▸ Material provided

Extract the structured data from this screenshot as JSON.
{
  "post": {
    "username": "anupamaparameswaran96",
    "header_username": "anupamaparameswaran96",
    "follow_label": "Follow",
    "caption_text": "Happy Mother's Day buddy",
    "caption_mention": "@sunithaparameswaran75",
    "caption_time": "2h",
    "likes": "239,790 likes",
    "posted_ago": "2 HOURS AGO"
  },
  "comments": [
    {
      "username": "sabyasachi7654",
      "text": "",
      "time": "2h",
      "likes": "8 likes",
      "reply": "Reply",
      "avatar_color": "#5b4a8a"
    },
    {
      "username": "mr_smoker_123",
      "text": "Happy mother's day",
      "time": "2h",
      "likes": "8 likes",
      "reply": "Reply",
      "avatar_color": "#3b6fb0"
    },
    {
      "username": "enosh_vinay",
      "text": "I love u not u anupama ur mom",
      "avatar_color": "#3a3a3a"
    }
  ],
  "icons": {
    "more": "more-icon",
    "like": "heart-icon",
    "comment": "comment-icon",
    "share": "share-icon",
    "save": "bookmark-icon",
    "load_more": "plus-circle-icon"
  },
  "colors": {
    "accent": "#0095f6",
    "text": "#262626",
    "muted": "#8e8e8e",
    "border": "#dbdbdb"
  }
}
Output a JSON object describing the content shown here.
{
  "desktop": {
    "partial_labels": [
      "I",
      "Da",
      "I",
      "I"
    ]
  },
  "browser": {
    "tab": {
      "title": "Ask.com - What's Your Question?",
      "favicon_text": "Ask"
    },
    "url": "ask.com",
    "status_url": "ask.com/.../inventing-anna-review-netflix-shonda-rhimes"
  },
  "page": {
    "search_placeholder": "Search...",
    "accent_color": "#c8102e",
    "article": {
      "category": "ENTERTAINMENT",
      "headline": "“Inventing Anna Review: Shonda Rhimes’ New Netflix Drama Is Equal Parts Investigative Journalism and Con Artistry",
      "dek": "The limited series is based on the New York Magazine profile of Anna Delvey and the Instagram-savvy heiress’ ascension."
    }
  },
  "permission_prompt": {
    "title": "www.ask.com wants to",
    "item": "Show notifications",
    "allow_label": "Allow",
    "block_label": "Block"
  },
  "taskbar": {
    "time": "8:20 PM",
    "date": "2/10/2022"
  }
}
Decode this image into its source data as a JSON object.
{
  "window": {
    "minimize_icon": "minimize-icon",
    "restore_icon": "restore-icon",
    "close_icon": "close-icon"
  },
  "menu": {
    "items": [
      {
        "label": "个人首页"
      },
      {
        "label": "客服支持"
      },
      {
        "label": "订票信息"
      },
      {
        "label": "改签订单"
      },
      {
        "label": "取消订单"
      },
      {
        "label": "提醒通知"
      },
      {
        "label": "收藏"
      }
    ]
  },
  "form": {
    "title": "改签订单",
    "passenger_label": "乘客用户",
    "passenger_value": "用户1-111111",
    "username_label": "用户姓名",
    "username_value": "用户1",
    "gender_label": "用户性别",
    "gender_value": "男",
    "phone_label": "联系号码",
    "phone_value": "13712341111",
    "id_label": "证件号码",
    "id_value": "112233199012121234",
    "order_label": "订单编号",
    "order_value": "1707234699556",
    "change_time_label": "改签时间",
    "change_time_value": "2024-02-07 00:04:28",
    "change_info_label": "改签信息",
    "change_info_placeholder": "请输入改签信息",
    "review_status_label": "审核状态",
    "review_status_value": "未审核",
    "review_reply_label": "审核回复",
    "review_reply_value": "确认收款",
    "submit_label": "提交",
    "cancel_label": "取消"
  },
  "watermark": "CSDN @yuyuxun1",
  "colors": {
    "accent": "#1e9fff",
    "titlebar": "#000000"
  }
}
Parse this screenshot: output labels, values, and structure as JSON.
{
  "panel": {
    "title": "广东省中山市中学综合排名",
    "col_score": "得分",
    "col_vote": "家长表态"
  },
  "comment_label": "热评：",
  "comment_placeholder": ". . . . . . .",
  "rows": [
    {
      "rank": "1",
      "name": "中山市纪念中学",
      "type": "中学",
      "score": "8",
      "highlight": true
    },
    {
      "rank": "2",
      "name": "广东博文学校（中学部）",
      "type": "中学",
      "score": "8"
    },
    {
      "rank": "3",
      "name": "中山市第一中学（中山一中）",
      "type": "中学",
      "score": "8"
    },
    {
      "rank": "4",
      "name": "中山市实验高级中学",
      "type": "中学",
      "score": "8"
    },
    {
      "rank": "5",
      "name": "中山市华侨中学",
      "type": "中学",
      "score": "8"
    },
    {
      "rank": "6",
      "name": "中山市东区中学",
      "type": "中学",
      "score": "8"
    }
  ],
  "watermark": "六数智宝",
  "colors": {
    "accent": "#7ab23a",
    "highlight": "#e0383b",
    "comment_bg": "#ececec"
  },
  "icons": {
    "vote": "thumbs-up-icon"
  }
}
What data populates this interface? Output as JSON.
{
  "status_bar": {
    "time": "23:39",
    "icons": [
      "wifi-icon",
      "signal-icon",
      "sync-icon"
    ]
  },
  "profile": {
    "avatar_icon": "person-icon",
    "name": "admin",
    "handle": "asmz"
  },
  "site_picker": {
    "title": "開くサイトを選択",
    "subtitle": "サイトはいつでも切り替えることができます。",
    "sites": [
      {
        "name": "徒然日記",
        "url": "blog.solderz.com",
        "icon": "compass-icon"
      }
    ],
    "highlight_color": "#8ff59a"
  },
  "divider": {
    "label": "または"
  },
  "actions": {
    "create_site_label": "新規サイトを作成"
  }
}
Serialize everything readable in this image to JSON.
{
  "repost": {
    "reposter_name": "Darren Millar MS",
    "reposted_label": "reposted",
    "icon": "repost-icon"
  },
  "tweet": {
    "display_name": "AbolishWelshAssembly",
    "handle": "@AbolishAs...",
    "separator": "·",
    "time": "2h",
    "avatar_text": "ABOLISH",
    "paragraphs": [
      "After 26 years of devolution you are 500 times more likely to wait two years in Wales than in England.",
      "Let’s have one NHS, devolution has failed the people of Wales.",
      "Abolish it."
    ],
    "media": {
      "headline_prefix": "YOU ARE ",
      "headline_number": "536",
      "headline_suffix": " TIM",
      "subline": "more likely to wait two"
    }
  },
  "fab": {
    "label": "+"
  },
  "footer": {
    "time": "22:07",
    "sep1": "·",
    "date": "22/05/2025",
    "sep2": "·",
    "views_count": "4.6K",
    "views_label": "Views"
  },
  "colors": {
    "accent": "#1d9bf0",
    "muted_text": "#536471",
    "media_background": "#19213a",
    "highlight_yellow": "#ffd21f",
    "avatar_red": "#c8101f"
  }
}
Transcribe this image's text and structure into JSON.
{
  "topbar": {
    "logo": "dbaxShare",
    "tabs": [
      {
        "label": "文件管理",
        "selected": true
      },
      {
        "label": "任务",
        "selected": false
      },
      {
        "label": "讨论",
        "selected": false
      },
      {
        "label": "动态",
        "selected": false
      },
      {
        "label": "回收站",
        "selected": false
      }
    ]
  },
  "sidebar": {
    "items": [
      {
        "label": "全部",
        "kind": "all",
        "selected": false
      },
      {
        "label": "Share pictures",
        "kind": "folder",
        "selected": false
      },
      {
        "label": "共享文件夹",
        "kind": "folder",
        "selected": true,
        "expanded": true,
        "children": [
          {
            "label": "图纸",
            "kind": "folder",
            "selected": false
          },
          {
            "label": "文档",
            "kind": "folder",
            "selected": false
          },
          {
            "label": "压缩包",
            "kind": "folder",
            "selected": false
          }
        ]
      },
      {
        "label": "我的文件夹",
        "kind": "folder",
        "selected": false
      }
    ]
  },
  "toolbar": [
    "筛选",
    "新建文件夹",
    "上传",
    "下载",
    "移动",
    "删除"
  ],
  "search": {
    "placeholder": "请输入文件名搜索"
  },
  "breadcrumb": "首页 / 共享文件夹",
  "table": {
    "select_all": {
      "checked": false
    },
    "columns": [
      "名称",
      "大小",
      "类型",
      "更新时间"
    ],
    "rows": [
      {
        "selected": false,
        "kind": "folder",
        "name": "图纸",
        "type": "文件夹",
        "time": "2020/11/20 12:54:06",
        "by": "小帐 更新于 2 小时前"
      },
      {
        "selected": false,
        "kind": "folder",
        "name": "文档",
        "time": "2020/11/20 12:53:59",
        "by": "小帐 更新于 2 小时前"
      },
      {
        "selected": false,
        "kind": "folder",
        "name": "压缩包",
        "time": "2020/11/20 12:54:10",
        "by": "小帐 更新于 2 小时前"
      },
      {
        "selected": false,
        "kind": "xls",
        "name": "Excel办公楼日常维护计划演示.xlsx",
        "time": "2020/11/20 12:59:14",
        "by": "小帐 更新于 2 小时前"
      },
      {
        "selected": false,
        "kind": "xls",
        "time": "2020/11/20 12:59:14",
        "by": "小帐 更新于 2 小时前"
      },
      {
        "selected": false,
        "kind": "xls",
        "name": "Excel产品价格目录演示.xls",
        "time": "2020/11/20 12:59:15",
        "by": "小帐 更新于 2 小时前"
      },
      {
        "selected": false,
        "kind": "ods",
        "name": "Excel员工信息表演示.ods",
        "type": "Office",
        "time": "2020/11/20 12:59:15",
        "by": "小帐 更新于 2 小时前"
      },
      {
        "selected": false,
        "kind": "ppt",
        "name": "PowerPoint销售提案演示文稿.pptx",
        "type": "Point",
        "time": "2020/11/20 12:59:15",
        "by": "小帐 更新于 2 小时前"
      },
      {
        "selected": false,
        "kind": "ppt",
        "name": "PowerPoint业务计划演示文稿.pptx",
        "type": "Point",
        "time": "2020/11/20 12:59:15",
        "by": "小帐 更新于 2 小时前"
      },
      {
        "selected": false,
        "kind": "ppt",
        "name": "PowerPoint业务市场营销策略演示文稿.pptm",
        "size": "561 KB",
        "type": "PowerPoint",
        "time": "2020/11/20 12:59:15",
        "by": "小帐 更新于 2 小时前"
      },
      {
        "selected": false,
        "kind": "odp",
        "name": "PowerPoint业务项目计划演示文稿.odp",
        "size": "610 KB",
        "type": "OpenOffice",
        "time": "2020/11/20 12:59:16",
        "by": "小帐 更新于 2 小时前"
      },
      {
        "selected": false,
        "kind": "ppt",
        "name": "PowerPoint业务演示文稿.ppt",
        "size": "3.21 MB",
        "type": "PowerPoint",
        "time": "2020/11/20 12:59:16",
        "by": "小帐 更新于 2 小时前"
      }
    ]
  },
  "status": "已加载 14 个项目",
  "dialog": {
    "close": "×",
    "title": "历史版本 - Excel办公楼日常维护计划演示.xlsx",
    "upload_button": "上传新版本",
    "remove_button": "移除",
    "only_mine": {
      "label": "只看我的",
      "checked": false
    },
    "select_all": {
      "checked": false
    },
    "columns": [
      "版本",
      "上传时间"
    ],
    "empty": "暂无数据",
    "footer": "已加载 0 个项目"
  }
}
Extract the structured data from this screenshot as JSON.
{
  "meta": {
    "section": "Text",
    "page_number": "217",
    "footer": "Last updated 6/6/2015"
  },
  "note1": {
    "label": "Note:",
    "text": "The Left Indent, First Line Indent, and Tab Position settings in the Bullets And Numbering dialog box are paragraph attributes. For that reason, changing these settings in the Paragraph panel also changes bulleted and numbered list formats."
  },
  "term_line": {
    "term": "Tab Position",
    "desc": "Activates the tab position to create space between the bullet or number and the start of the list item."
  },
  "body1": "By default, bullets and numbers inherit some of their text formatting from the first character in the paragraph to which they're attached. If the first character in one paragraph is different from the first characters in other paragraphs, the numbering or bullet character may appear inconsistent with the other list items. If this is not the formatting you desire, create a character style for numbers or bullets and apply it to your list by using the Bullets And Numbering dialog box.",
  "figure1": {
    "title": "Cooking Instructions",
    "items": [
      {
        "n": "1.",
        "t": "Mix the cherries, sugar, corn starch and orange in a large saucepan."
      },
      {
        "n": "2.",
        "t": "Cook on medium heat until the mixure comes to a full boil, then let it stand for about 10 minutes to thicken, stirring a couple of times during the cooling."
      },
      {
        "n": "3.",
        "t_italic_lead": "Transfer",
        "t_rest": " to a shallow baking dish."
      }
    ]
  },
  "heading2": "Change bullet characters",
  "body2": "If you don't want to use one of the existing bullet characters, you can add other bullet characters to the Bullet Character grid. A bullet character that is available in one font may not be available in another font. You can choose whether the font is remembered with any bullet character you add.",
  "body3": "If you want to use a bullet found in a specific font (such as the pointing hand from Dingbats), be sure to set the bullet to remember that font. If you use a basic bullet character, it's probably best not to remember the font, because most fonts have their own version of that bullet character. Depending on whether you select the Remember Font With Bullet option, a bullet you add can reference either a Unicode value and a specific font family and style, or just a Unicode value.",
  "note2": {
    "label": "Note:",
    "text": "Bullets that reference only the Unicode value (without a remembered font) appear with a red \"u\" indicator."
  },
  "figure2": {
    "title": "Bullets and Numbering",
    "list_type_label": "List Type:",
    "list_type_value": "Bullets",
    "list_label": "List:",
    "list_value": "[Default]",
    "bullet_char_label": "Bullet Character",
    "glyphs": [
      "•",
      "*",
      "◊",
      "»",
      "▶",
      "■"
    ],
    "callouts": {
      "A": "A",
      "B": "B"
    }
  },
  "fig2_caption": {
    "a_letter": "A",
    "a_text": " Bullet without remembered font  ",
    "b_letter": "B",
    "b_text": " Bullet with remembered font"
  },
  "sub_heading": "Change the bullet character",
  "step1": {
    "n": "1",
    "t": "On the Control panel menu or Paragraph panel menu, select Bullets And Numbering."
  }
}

▸ Task statement
Gather each line of the listing containing the word "data" and show it.

▸ Exercise answer
Extract the structured data from this screenshot as JSON.
Decode this image into its source data as a JSON object.
What data populates this interface? Output as JSON.
Extract the structured data from this screenshot as JSON.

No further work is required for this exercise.